* **DATASET**:
* Start *

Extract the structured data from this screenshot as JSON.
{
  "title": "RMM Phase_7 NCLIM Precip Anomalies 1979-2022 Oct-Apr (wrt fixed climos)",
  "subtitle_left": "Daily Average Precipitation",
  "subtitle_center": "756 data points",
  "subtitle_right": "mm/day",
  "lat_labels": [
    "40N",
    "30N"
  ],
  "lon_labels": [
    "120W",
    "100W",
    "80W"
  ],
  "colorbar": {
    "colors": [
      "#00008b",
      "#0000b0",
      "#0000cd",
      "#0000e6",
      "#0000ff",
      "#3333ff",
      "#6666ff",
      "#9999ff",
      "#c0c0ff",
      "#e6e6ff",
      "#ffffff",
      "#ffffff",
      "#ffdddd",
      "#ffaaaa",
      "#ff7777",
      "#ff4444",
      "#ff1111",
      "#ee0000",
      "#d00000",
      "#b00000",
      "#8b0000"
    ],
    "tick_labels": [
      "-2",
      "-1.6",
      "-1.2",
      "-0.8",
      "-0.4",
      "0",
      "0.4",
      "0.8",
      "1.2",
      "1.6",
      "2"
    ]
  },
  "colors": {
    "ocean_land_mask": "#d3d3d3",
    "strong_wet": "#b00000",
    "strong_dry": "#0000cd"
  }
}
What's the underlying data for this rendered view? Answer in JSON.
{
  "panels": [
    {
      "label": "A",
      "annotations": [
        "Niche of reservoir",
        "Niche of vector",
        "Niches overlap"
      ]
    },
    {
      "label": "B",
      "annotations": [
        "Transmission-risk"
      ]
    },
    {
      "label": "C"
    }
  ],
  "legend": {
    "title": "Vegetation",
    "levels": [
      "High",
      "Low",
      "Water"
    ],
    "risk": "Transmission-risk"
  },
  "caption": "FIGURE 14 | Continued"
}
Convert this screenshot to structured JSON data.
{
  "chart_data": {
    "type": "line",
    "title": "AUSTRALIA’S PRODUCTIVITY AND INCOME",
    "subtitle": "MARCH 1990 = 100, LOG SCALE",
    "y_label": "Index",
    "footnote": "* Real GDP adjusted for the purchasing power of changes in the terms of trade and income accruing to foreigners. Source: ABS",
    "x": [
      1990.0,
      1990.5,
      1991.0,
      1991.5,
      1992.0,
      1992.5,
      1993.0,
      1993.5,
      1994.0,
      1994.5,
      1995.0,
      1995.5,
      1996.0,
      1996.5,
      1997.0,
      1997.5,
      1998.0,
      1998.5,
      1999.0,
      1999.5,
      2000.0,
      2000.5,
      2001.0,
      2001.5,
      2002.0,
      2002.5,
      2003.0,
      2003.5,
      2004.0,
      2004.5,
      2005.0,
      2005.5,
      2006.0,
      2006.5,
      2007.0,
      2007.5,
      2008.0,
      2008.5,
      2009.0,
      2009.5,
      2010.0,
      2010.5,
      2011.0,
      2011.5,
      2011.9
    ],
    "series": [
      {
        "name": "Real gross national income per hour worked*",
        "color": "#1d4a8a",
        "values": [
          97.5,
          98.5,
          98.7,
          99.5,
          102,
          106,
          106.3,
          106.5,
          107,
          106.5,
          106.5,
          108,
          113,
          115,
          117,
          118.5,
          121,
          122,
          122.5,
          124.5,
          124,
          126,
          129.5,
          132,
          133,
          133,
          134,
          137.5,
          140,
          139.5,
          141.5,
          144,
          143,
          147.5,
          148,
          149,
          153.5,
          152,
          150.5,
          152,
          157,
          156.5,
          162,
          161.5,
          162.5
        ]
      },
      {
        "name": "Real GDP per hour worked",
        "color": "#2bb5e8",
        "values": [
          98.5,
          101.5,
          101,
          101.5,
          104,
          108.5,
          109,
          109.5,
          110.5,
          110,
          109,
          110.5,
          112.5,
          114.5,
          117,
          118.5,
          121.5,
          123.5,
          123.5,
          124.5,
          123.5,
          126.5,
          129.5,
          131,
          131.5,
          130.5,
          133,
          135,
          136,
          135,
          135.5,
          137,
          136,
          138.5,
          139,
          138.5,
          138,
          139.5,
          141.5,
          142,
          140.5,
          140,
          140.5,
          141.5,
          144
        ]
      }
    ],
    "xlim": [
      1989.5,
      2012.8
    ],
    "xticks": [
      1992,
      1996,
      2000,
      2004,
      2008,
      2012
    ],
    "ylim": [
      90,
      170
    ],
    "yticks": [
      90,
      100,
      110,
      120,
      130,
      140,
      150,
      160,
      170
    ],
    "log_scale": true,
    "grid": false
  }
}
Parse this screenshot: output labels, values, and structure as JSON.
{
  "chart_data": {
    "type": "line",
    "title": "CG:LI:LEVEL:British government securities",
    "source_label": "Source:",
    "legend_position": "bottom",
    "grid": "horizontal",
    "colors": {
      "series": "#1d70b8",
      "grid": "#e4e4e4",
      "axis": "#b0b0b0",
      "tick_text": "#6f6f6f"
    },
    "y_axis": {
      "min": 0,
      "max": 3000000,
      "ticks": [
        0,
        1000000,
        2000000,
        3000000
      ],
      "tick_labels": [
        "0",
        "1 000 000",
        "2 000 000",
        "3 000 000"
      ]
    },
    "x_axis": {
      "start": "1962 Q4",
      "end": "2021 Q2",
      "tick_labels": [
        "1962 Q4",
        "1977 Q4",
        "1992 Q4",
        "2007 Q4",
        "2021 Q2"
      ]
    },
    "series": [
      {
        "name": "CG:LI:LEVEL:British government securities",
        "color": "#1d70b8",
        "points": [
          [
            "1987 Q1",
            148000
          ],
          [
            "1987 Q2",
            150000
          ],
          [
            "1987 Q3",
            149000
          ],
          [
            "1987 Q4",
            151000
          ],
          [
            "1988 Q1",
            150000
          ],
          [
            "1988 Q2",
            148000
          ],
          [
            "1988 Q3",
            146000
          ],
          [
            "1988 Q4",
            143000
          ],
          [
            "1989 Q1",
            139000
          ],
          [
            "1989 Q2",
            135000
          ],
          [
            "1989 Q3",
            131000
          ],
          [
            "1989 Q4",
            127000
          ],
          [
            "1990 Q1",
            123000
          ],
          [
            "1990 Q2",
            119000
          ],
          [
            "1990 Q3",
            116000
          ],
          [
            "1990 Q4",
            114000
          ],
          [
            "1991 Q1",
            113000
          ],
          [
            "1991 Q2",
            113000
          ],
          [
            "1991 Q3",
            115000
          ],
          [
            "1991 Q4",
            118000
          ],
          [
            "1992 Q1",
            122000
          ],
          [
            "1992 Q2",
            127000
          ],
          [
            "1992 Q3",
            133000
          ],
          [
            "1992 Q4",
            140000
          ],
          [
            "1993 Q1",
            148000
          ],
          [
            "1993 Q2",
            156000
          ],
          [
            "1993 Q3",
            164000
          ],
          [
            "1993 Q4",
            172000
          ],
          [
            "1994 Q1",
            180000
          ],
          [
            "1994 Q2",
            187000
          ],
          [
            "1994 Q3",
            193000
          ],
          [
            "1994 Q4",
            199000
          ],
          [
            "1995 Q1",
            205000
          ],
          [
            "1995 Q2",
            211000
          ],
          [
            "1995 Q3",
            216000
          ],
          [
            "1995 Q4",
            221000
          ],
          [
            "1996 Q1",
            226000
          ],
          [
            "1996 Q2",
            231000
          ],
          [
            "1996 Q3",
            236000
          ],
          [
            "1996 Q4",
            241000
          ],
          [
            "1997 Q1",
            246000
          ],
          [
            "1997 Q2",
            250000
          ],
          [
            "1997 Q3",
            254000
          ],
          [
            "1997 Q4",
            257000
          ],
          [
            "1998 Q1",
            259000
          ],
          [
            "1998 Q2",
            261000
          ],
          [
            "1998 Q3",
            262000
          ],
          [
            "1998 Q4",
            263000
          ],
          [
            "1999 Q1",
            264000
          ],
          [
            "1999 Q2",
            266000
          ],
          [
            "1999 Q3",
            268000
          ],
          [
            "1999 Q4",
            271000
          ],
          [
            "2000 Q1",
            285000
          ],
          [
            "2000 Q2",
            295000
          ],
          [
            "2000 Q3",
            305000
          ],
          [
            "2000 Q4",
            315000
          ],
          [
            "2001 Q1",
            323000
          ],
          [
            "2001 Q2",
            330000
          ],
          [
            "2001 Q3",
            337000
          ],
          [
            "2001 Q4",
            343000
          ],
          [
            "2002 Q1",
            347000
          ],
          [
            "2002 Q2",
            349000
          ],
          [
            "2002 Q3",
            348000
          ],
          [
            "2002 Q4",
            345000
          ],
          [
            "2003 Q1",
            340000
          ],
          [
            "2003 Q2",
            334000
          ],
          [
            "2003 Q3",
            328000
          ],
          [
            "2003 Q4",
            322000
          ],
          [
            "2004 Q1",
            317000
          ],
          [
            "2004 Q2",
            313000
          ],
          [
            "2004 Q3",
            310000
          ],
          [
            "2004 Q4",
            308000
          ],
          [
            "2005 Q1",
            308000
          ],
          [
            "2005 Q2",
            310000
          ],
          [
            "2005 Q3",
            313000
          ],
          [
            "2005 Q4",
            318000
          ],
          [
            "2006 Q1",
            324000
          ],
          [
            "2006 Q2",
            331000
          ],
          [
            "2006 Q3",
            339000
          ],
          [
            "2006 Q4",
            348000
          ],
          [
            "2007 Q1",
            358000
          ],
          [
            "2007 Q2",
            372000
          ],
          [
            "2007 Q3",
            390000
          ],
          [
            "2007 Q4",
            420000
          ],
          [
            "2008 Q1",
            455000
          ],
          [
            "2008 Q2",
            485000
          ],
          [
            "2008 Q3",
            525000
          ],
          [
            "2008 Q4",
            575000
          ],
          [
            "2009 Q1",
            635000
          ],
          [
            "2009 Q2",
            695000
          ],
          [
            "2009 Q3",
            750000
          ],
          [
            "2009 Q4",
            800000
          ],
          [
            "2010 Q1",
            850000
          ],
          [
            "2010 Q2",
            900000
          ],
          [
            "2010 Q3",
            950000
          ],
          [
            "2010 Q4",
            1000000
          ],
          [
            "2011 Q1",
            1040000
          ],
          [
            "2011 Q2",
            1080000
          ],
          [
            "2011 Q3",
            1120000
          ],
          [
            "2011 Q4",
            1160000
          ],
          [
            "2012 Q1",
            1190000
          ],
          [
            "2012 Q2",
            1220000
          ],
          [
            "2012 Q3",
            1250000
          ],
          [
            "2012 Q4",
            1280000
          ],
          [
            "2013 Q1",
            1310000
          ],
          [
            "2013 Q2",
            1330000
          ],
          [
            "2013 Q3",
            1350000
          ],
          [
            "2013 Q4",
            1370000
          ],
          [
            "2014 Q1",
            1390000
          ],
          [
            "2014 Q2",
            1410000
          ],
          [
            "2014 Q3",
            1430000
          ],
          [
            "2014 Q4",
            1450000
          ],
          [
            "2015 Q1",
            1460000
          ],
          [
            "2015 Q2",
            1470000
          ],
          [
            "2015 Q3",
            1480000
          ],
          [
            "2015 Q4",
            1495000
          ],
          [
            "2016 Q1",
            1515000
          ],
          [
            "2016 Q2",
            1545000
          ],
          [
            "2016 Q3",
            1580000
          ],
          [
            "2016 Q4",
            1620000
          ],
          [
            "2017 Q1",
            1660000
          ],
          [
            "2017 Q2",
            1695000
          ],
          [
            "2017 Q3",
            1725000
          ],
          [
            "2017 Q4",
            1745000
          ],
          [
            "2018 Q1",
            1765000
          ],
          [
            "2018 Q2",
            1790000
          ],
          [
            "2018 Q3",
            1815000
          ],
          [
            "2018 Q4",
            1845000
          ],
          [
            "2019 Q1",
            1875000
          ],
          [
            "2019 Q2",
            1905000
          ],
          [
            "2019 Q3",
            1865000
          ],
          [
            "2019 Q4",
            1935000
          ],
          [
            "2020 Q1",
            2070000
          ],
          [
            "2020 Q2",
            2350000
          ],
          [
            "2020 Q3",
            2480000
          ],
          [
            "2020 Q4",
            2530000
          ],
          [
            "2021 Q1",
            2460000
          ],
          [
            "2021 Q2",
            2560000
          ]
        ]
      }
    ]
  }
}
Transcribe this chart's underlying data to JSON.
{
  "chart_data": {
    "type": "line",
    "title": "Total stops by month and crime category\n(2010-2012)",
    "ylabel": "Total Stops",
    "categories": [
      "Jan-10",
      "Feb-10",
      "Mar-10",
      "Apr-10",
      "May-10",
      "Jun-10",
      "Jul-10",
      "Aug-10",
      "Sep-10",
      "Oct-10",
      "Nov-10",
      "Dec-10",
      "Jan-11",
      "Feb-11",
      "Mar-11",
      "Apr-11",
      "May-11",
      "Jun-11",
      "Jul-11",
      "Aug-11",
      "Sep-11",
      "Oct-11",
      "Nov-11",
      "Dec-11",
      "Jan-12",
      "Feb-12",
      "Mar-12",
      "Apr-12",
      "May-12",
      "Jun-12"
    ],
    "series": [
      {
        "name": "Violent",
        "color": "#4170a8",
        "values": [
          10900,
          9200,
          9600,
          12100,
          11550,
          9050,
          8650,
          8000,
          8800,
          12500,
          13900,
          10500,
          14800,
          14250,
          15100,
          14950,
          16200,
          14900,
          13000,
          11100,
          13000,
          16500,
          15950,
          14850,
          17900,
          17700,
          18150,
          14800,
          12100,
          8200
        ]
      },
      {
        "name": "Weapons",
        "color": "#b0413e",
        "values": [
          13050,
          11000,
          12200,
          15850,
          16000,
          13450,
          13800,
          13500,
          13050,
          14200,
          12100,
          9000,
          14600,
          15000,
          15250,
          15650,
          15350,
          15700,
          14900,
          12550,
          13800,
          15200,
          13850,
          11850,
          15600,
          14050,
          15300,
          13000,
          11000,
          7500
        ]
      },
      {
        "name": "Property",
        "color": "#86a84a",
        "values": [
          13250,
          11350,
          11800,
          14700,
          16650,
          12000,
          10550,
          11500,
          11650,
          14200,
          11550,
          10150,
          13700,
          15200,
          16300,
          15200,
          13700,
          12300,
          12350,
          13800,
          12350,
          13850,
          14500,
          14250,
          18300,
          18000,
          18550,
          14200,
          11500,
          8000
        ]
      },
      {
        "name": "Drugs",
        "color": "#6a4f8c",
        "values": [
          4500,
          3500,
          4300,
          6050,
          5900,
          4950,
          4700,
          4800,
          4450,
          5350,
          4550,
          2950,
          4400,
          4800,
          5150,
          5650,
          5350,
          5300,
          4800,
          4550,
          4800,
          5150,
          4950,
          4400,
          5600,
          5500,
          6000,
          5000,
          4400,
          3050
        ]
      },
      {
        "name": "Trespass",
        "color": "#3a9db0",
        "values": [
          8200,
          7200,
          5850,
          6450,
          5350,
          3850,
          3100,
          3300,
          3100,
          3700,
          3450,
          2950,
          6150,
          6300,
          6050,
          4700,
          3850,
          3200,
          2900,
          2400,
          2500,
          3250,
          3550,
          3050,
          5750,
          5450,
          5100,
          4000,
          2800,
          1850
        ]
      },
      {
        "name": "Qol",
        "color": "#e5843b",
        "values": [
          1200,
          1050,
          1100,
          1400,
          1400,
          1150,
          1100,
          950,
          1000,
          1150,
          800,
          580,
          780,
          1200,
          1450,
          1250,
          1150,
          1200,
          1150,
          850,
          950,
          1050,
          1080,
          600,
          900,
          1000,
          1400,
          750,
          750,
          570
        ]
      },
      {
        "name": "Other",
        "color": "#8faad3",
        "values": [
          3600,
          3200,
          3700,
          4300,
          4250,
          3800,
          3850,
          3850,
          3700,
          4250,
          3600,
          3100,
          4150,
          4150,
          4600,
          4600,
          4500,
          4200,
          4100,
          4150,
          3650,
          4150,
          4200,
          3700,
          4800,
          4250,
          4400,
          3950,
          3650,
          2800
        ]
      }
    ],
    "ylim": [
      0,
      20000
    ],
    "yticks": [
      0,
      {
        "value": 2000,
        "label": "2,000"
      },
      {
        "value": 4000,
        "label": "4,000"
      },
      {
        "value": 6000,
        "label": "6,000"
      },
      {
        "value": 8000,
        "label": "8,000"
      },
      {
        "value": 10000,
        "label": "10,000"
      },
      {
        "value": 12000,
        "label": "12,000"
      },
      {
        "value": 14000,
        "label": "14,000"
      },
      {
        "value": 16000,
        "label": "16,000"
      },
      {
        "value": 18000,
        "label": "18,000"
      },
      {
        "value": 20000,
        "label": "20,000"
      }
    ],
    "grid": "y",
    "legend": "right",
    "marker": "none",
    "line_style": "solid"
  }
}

* End *

* **EXERCISE DIRECTIONS**:
From the entries above, extract every line where the word "name" appears.

* **FULL SOLUTION**:
        "name": "Real gross national income per hour worked*",
        "name": "Real GDP per hour worked",
        "name": "CG:LI:LEVEL:British government securities",
        "name": "Violent",
        "name": "Weapons",
        "name": "Property",
        "name": "Drugs",
        "name": "Trespass",
        "name": "Qol",
        "name": "Other",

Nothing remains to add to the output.